■ **Task description**:
Copy all lines holding the word "阿尼姆斯菲亞的高潮主義理念引起了奇蹟" from the entries.

(Records excerpted from a collection)
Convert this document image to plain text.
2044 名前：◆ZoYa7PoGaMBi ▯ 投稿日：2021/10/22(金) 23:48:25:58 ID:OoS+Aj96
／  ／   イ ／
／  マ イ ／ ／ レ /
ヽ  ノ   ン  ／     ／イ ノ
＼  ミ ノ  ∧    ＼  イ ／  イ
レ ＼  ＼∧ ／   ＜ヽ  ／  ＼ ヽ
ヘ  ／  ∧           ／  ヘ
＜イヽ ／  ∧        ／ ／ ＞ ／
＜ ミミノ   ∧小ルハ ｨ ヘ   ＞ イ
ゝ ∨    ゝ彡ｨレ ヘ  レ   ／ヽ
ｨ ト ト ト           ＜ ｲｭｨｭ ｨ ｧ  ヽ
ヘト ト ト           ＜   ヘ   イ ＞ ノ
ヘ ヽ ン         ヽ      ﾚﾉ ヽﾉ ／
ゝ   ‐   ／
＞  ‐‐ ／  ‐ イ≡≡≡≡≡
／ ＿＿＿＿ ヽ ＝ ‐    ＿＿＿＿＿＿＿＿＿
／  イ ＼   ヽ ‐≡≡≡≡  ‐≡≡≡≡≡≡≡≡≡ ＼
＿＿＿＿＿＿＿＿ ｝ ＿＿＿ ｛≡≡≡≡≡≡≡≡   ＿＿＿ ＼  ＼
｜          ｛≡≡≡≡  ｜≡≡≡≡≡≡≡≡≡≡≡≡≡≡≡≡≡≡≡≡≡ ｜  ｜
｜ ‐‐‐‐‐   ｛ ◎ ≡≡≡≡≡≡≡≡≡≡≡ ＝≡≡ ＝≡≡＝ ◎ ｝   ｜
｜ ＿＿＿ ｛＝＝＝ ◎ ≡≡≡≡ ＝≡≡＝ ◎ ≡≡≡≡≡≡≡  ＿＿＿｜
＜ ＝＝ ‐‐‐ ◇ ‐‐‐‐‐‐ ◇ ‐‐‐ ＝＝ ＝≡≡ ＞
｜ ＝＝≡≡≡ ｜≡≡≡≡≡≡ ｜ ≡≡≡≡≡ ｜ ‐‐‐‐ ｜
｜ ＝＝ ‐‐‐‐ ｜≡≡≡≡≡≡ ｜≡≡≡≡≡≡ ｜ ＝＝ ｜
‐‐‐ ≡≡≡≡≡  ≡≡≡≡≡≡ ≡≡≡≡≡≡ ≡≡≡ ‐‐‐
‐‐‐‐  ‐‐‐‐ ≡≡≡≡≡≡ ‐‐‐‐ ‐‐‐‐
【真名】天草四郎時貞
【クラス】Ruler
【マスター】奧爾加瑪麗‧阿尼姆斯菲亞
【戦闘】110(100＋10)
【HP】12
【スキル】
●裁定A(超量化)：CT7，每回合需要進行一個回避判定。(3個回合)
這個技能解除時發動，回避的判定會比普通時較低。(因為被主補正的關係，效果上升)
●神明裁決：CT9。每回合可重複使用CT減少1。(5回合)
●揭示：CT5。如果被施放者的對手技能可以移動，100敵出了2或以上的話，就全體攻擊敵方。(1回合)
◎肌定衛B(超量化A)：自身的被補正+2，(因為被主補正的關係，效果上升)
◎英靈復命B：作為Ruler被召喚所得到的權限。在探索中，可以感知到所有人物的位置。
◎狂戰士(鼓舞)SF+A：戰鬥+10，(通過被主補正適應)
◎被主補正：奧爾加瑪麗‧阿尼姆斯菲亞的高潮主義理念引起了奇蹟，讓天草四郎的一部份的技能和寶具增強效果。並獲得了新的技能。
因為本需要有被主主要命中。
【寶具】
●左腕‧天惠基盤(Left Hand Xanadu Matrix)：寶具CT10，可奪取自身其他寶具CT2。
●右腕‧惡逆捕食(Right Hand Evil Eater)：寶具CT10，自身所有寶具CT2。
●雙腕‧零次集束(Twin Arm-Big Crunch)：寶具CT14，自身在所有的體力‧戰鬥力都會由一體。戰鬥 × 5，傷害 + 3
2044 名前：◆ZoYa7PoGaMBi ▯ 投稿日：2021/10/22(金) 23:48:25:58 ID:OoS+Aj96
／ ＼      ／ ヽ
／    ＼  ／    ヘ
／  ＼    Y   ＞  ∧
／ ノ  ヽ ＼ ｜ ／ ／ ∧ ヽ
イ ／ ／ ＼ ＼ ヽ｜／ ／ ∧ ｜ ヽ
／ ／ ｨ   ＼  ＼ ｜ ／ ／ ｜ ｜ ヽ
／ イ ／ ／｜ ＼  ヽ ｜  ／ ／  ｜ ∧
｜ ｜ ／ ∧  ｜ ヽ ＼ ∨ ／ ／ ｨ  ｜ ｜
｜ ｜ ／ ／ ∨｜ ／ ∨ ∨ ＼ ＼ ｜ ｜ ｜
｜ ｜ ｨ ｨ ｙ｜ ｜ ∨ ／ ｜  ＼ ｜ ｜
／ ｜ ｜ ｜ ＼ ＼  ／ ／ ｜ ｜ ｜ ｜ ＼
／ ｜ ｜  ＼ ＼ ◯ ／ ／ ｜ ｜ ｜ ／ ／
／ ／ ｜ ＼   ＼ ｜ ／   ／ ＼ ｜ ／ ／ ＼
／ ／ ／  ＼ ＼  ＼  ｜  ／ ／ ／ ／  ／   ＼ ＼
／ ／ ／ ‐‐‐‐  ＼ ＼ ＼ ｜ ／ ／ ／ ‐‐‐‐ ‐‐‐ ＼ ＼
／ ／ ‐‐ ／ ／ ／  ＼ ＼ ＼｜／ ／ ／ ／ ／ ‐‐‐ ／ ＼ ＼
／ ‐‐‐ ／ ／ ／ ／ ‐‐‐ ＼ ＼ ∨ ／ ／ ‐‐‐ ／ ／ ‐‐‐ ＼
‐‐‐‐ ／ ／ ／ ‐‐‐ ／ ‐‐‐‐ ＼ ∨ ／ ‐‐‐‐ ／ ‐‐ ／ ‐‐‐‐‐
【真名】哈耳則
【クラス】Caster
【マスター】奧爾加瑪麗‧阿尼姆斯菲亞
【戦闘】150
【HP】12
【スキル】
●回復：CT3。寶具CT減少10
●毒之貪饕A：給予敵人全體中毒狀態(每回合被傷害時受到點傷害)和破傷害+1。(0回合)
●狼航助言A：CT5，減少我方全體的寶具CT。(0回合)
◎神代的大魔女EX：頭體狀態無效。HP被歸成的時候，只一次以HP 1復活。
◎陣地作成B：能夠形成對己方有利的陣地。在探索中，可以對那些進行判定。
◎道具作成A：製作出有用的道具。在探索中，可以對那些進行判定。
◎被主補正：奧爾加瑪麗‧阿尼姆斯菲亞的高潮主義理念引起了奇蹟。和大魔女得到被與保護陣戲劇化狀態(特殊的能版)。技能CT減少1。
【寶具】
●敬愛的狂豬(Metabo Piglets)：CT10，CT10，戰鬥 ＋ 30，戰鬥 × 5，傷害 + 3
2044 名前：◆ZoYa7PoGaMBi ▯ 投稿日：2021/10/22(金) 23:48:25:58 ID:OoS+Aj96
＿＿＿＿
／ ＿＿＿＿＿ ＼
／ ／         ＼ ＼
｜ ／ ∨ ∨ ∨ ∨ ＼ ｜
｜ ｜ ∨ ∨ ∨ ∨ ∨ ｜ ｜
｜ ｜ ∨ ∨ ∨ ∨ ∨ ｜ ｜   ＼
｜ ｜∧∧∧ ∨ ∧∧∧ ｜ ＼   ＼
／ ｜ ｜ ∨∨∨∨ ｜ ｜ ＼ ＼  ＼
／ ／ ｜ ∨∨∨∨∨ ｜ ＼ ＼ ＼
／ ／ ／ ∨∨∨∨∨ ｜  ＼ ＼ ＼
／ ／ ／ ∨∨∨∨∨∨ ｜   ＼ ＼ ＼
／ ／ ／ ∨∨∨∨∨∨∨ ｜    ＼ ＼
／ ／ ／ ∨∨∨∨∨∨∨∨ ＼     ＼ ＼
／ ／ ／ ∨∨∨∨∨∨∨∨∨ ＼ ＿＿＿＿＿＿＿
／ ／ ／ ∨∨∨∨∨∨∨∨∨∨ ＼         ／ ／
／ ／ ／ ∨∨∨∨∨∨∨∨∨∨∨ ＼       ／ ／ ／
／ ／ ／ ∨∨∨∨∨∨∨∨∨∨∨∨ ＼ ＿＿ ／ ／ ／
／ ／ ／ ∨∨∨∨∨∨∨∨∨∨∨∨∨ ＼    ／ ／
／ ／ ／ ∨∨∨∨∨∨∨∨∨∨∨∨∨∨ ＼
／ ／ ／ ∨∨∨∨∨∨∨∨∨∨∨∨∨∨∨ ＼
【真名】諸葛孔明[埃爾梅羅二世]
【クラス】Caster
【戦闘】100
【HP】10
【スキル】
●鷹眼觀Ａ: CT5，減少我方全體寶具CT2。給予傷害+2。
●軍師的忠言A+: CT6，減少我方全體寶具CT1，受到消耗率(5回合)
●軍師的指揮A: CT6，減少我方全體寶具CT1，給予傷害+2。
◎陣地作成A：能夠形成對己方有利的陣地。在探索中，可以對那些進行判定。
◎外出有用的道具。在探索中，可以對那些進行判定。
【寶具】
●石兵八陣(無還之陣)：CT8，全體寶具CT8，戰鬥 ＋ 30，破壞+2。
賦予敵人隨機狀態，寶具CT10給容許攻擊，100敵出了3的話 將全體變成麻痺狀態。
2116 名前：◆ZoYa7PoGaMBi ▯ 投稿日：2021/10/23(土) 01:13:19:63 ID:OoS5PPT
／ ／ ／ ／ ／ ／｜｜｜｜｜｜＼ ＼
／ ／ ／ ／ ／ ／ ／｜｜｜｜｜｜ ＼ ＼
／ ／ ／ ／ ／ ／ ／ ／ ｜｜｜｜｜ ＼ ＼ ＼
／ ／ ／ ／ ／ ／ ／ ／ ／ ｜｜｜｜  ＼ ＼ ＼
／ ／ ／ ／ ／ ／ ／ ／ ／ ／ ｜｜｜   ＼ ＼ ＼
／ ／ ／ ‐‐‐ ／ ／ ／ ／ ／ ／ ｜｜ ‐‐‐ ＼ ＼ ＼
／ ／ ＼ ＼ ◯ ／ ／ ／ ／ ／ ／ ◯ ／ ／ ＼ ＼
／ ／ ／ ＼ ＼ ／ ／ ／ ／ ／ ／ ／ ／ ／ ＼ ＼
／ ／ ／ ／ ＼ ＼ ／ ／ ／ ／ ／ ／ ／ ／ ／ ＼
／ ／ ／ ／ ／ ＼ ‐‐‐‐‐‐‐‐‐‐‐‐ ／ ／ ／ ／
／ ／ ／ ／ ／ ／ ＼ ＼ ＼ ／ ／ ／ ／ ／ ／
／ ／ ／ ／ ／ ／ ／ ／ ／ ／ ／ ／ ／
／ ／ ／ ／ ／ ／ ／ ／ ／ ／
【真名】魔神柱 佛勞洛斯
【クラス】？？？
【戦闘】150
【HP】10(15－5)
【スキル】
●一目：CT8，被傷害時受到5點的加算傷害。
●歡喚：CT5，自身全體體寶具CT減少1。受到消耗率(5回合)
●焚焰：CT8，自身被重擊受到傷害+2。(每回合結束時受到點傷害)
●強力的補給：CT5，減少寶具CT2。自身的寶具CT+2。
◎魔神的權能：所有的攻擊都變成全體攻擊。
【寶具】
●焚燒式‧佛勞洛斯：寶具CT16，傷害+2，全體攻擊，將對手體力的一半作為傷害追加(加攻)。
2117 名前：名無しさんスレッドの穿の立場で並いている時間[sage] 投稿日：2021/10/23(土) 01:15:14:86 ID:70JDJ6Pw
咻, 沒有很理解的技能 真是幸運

■ **Expected output**:
◎被主補正：奧爾加瑪麗‧阿尼姆斯菲亞的高潮主義理念引起了奇蹟，讓天草四郎的一部份的技能和寶具增強效果。並獲得了新的技能。
◎被主補正：奧爾加瑪麗‧阿尼姆斯菲亞的高潮主義理念引起了奇蹟。和大魔女得到被與保護陣戲劇化狀態(特殊的能版)。技能CT減少1。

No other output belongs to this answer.